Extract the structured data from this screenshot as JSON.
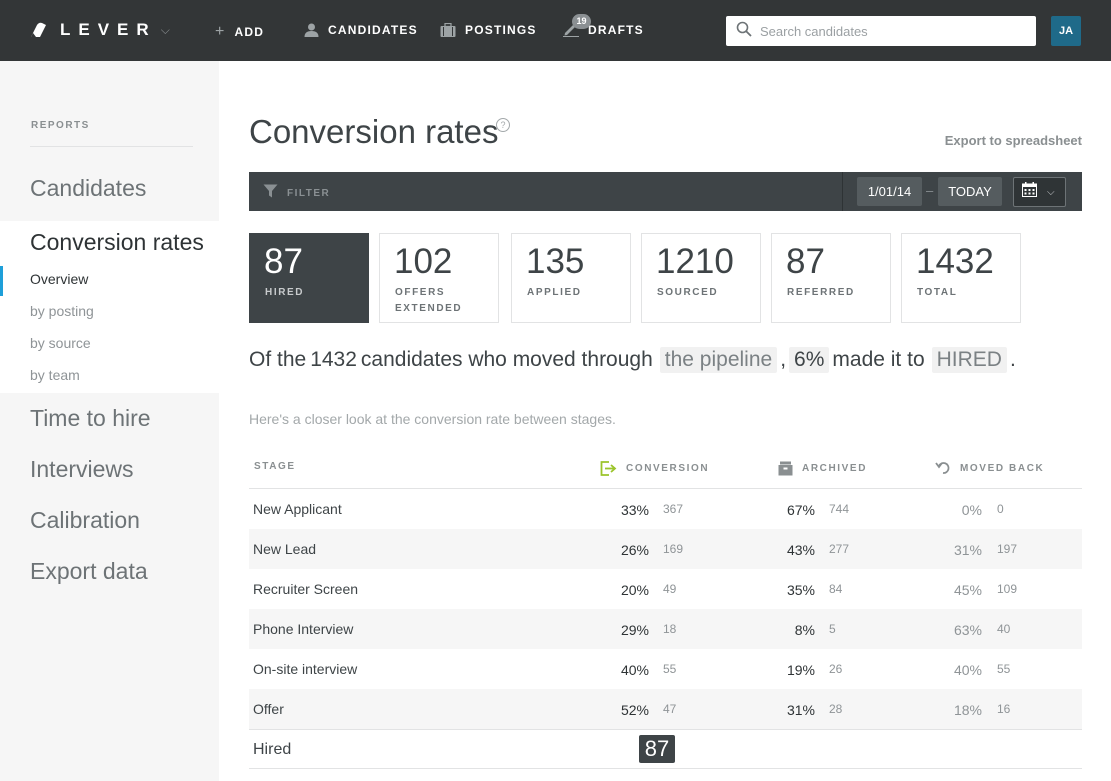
{
  "nav": {
    "logo": "LEVER",
    "add": "ADD",
    "candidates": "CANDIDATES",
    "postings": "POSTINGS",
    "drafts": "DRAFTS",
    "drafts_badge": "19",
    "search_placeholder": "Search candidates",
    "avatar_initials": "JA"
  },
  "sidebar": {
    "heading": "REPORTS",
    "candidates": "Candidates",
    "conversion_rates": "Conversion rates",
    "sub_items": [
      "Overview",
      "by posting",
      "by source",
      "by team"
    ],
    "time_to_hire": "Time to hire",
    "interviews": "Interviews",
    "calibration": "Calibration",
    "export_data": "Export data"
  },
  "main": {
    "title": "Conversion rates",
    "help": "?",
    "export_link": "Export to spreadsheet",
    "filter_label": "FILTER",
    "date_from": "1/01/14",
    "date_dash": "–",
    "date_to": "TODAY",
    "stats": [
      {
        "value": "87",
        "label": "HIRED"
      },
      {
        "value": "102",
        "label": "OFFERS EXTENDED"
      },
      {
        "value": "135",
        "label": "APPLIED"
      },
      {
        "value": "1210",
        "label": "SOURCED"
      },
      {
        "value": "87",
        "label": "REFERRED"
      },
      {
        "value": "1432",
        "label": "TOTAL"
      }
    ],
    "summary": {
      "prefix": "Of the",
      "count": "1432",
      "mid": "candidates who moved through",
      "pipeline": "the pipeline",
      "comma": ",",
      "rate": "6%",
      "made_it": "made it to",
      "stage": "HIRED",
      "period": "."
    },
    "closer_look": "Here's a closer look at the conversion rate between stages.",
    "table": {
      "headers": {
        "stage": "STAGE",
        "conversion": "CONVERSION",
        "archived": "ARCHIVED",
        "moved_back": "MOVED BACK"
      },
      "rows": [
        {
          "stage": "New Applicant",
          "conv_pct": "33%",
          "conv_cnt": "367",
          "arch_pct": "67%",
          "arch_cnt": "744",
          "back_pct": "0%",
          "back_cnt": "0"
        },
        {
          "stage": "New Lead",
          "conv_pct": "26%",
          "conv_cnt": "169",
          "arch_pct": "43%",
          "arch_cnt": "277",
          "back_pct": "31%",
          "back_cnt": "197"
        },
        {
          "stage": "Recruiter Screen",
          "conv_pct": "20%",
          "conv_cnt": "49",
          "arch_pct": "35%",
          "arch_cnt": "84",
          "back_pct": "45%",
          "back_cnt": "109"
        },
        {
          "stage": "Phone Interview",
          "conv_pct": "29%",
          "conv_cnt": "18",
          "arch_pct": "8%",
          "arch_cnt": "5",
          "back_pct": "63%",
          "back_cnt": "40"
        },
        {
          "stage": "On-site interview",
          "conv_pct": "40%",
          "conv_cnt": "55",
          "arch_pct": "19%",
          "arch_cnt": "26",
          "back_pct": "40%",
          "back_cnt": "55"
        },
        {
          "stage": "Offer",
          "conv_pct": "52%",
          "conv_cnt": "47",
          "arch_pct": "31%",
          "arch_cnt": "28",
          "back_pct": "18%",
          "back_cnt": "16"
        }
      ],
      "final_stage": "Hired",
      "final_count": "87"
    }
  },
  "colors": {
    "topbar": "#333637",
    "accent_blue": "#1e9fd9",
    "conversion_icon": "#9bc42b",
    "dark_panel": "#3e4447"
  }
}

___

**Problem description**
Copy every line of the data exactly as written, excluding the pictures.

**Full solution**
Extract the structured data from this screenshot as JSON.
{
  "nav": {
    "logo": "LEVER",
    "add": "ADD",
    "candidates": "CANDIDATES",
    "postings": "POSTINGS",
    "drafts": "DRAFTS",
    "drafts_badge": "19",
    "search_placeholder": "Search candidates",
    "avatar_initials": "JA"
  },
  "sidebar": {
    "heading": "REPORTS",
    "candidates": "Candidates",
    "conversion_rates": "Conversion rates",
    "sub_items": [
      "Overview",
      "by posting",
      "by source",
      "by team"
    ],
    "time_to_hire": "Time to hire",
    "interviews": "Interviews",
    "calibration": "Calibration",
    "export_data": "Export data"
  },
  "main": {
    "title": "Conversion rates",
    "help": "?",
    "export_link": "Export to spreadsheet",
    "filter_label": "FILTER",
    "date_from": "1/01/14",
    "date_dash": "–",
    "date_to": "TODAY",
    "stats": [
      {
        "value": "87",
        "label": "HIRED"
      },
      {
        "value": "102",
        "label": "OFFERS EXTENDED"
      },
      {
        "value": "135",
        "label": "APPLIED"
      },
      {
        "value": "1210",
        "label": "SOURCED"
      },
      {
        "value": "87",
        "label": "REFERRED"
      },
      {
        "value": "1432",
        "label": "TOTAL"
      }
    ],
    "summary": {
      "prefix": "Of the",
      "count": "1432",
      "mid": "candidates who moved through",
      "pipeline": "the pipeline",
      "comma": ",",
      "rate": "6%",
      "made_it": "made it to",
      "stage": "HIRED",
      "period": "."
    },
    "closer_look": "Here's a closer look at the conversion rate between stages.",
    "table": {
      "headers": {
        "stage": "STAGE",
        "conversion": "CONVERSION",
        "archived": "ARCHIVED",
        "moved_back": "MOVED BACK"
      },
      "rows": [
        {
          "stage": "New Applicant",
          "conv_pct": "33%",
          "conv_cnt": "367",
          "arch_pct": "67%",
          "arch_cnt": "744",
          "back_pct": "0%",
          "back_cnt": "0"
        },
        {
          "stage": "New Lead",
          "conv_pct": "26%",
          "conv_cnt": "169",
          "arch_pct": "43%",
          "arch_cnt": "277",
          "back_pct": "31%",
          "back_cnt": "197"
        },
        {
          "stage": "Recruiter Screen",
          "conv_pct": "20%",
          "conv_cnt": "49",
          "arch_pct": "35%",
          "arch_cnt": "84",
          "back_pct": "45%",
          "back_cnt": "109"
        },
        {
          "stage": "Phone Interview",
          "conv_pct": "29%",
          "conv_cnt": "18",
          "arch_pct": "8%",
          "arch_cnt": "5",
          "back_pct": "63%",
          "back_cnt": "40"
        },
        {
          "stage": "On-site interview",
          "conv_pct": "40%",
          "conv_cnt": "55",
          "arch_pct": "19%",
          "arch_cnt": "26",
          "back_pct": "40%",
          "back_cnt": "55"
        },
        {
          "stage": "Offer",
          "conv_pct": "52%",
          "conv_cnt": "47",
          "arch_pct": "31%",
          "arch_cnt": "28",
          "back_pct": "18%",
          "back_cnt": "16"
        }
      ],
      "final_stage": "Hired",
      "final_count": "87"
    }
  },
  "colors": {
    "topbar": "#333637",
    "accent_blue": "#1e9fd9",
    "conversion_icon": "#9bc42b",
    "dark_panel": "#3e4447"
  }
}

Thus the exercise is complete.